What you have to do:
Take every line where the string "xlabel" appears and copy it.

##### Data for this exercise

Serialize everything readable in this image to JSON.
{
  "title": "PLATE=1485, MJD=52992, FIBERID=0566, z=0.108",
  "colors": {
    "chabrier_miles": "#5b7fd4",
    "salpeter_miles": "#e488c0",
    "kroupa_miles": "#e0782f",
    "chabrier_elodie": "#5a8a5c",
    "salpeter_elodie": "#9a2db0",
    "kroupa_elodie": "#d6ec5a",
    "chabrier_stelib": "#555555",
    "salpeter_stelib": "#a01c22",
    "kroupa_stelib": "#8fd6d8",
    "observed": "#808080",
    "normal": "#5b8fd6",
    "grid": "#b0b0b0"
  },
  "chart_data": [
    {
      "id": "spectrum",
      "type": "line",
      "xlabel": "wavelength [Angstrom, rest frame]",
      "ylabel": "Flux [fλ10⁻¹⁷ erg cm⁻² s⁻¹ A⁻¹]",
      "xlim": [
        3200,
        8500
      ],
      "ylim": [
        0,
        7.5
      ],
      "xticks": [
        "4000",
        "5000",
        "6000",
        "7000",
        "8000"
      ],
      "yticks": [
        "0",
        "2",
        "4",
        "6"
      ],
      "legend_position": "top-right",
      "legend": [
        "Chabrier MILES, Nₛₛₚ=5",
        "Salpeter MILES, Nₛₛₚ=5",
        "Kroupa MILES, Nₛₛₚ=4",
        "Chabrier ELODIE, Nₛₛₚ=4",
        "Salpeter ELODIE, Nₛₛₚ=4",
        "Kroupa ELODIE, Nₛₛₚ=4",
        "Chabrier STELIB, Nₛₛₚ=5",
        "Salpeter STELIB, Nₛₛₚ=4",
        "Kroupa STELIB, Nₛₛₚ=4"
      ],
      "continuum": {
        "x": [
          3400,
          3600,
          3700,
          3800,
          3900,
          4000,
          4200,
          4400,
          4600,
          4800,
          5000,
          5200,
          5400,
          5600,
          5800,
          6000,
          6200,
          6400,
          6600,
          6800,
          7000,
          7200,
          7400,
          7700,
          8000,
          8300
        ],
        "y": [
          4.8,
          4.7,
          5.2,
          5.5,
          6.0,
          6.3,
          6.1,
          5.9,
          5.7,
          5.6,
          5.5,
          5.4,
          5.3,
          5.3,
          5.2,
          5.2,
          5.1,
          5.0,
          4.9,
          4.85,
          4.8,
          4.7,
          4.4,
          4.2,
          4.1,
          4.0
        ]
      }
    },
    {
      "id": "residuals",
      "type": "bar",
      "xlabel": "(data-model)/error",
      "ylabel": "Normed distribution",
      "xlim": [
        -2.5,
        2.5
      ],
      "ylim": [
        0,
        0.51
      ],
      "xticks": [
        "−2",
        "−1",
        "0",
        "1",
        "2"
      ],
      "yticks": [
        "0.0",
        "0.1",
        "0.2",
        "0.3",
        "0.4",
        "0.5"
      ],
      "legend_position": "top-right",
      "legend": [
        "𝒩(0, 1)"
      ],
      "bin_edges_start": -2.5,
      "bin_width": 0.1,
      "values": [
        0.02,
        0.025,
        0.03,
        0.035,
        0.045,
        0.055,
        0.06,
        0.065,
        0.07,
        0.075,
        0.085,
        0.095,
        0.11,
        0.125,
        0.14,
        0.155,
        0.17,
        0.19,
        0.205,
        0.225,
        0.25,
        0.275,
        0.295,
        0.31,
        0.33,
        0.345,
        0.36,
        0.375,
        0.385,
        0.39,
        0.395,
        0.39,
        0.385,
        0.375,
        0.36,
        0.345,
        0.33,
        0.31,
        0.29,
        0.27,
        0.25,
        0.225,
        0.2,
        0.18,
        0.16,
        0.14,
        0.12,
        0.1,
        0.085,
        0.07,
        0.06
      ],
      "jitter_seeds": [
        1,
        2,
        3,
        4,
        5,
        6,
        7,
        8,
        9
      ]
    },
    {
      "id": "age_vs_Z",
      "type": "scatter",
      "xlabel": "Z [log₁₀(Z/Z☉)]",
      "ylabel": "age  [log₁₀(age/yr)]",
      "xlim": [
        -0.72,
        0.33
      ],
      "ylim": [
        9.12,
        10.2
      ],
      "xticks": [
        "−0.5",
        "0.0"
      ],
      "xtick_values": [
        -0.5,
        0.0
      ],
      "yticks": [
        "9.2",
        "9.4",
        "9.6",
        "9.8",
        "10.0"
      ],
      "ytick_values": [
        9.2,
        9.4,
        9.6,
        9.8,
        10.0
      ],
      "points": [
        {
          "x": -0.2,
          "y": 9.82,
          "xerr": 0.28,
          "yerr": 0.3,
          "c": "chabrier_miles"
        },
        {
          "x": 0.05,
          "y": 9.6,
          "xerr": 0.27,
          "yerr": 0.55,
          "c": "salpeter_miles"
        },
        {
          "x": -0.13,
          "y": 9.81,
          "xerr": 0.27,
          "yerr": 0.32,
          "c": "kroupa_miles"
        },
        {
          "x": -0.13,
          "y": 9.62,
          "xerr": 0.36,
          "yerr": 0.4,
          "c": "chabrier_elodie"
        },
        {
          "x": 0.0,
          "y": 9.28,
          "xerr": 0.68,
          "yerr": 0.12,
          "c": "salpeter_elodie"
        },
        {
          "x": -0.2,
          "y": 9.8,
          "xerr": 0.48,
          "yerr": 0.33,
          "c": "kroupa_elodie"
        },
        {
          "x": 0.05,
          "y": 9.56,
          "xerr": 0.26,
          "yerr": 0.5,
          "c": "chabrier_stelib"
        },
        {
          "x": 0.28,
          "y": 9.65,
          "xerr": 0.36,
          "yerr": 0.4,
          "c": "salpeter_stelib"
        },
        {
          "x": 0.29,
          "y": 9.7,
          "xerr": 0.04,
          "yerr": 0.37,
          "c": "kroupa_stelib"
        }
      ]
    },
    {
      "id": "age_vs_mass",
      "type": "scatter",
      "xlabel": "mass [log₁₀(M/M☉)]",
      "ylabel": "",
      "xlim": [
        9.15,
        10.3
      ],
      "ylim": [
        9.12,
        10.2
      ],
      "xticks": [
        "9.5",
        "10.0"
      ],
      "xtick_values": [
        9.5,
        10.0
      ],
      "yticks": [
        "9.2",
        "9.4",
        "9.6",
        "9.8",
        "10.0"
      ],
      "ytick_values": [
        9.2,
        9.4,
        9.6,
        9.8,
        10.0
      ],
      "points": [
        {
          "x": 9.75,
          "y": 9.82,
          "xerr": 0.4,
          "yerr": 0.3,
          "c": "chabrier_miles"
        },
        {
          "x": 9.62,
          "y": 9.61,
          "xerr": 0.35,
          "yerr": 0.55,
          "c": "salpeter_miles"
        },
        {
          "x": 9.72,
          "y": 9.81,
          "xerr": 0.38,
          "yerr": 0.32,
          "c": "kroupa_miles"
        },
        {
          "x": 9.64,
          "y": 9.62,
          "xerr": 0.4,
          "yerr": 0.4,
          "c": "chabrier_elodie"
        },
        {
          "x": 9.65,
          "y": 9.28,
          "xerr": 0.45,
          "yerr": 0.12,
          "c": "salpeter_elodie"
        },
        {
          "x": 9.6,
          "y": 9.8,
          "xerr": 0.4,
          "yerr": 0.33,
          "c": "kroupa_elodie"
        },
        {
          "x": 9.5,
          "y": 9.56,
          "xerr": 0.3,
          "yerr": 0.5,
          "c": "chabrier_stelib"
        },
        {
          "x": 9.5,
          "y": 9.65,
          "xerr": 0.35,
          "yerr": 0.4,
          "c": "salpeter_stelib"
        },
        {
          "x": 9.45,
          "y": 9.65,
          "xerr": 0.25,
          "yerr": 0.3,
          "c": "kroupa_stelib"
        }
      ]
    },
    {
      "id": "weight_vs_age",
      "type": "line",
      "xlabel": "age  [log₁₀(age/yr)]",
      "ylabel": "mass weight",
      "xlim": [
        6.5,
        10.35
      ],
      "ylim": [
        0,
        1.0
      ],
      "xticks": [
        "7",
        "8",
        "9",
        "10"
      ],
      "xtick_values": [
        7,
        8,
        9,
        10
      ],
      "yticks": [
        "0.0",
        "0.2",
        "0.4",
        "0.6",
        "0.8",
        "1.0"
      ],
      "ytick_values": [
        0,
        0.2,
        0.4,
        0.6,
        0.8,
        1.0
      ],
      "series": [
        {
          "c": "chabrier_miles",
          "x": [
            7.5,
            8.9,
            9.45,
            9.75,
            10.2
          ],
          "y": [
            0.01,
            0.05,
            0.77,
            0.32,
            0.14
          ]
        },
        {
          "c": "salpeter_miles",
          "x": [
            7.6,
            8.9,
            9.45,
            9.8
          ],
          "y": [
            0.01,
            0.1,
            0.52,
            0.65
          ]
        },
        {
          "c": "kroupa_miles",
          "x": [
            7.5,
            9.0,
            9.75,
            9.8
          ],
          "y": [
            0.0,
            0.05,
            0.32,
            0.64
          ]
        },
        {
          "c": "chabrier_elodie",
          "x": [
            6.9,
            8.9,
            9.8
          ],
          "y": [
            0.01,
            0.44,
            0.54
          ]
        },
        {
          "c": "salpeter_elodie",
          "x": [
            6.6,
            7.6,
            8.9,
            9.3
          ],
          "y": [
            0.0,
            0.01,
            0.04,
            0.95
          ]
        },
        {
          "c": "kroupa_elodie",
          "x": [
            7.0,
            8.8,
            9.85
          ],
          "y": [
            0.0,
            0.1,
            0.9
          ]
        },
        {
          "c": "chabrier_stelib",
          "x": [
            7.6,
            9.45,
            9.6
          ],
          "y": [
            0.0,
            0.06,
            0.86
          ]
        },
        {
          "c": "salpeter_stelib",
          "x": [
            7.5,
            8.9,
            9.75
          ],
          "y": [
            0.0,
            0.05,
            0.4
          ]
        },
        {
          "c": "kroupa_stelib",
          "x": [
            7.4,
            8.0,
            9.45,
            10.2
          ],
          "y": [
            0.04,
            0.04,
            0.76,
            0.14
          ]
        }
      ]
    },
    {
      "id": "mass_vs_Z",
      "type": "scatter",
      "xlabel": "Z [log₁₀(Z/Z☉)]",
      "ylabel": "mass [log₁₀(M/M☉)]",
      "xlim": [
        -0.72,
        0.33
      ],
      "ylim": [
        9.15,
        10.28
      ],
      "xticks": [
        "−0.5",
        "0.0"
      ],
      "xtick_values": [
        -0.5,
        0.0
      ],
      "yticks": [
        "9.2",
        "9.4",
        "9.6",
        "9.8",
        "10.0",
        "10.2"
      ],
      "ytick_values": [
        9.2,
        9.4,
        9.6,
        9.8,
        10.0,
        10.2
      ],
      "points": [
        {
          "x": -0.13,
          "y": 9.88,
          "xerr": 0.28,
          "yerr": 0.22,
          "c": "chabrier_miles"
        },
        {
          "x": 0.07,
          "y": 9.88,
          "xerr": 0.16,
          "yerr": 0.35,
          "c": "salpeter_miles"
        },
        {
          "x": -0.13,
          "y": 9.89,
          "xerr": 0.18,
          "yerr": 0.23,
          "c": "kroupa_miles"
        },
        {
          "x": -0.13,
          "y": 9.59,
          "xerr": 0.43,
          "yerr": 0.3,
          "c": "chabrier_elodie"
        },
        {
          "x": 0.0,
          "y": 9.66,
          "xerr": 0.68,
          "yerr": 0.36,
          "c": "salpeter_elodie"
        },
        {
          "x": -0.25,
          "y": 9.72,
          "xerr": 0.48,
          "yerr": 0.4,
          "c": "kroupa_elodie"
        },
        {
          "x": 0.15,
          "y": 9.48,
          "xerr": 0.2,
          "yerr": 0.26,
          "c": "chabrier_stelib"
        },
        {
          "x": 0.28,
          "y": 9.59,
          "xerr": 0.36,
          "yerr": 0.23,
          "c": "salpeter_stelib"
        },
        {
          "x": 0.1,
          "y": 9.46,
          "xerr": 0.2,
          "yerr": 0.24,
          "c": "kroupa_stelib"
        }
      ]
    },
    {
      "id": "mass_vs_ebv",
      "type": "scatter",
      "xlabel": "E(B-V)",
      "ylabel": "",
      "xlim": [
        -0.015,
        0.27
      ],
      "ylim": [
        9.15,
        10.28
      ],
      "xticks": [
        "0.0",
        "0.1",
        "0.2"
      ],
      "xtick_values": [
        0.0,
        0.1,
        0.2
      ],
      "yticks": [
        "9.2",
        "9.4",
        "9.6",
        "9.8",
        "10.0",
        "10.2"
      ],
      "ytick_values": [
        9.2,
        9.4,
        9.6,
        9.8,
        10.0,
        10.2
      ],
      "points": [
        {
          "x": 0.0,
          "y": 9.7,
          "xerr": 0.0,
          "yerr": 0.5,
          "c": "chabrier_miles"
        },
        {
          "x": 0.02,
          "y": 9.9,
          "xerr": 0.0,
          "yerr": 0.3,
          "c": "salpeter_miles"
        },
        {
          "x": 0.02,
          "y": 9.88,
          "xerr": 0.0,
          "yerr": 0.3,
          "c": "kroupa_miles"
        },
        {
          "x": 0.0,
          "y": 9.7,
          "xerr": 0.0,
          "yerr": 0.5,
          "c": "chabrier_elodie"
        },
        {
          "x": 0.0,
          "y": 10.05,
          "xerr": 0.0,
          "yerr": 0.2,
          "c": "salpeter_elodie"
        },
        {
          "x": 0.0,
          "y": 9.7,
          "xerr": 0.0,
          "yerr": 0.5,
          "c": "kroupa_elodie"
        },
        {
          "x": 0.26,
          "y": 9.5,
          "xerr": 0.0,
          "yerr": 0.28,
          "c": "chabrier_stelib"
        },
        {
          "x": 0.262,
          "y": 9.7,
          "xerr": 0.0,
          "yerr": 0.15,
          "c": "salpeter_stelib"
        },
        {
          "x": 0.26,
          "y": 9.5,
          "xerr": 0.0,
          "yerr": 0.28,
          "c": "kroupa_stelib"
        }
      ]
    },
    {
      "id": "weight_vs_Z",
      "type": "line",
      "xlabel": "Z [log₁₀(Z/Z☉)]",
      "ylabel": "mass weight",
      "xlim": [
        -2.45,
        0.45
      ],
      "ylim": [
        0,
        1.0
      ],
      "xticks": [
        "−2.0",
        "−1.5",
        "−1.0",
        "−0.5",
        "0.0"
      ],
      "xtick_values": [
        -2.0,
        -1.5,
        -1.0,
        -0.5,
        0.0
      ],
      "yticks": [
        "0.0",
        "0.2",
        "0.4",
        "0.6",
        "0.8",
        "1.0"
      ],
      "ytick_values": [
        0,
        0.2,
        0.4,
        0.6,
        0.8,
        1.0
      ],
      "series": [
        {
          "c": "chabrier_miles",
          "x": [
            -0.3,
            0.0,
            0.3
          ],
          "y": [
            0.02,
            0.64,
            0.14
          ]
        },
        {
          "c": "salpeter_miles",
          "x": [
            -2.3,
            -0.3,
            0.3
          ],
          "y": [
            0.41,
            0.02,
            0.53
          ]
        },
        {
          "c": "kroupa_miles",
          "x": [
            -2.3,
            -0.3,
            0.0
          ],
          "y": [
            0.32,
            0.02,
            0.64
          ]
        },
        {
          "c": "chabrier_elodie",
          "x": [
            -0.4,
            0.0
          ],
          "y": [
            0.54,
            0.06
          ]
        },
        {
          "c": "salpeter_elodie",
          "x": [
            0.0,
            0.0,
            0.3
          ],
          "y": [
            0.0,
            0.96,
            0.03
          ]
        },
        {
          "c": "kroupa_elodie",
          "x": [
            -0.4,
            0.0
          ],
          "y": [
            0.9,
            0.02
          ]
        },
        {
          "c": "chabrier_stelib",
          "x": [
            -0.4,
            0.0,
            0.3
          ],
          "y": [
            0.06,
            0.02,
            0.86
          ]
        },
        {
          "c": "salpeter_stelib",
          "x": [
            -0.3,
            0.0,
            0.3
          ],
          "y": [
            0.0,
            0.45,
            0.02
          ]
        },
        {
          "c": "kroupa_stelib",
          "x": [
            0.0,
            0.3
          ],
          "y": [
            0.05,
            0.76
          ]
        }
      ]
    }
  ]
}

##########

Full output:
      "xlabel": "wavelength [Angstrom, rest frame]",
      "xlabel": "(data-model)/error",
      "xlabel": "Z [log₁₀(Z/Z☉)]",
      "xlabel": "mass [log₁₀(M/M☉)]",
      "xlabel": "age  [log₁₀(age/yr)]",
      "xlabel": "Z [log₁₀(Z/Z☉)]",
      "xlabel": "E(B-V)",
      "xlabel": "Z [log₁₀(Z/Z☉)]",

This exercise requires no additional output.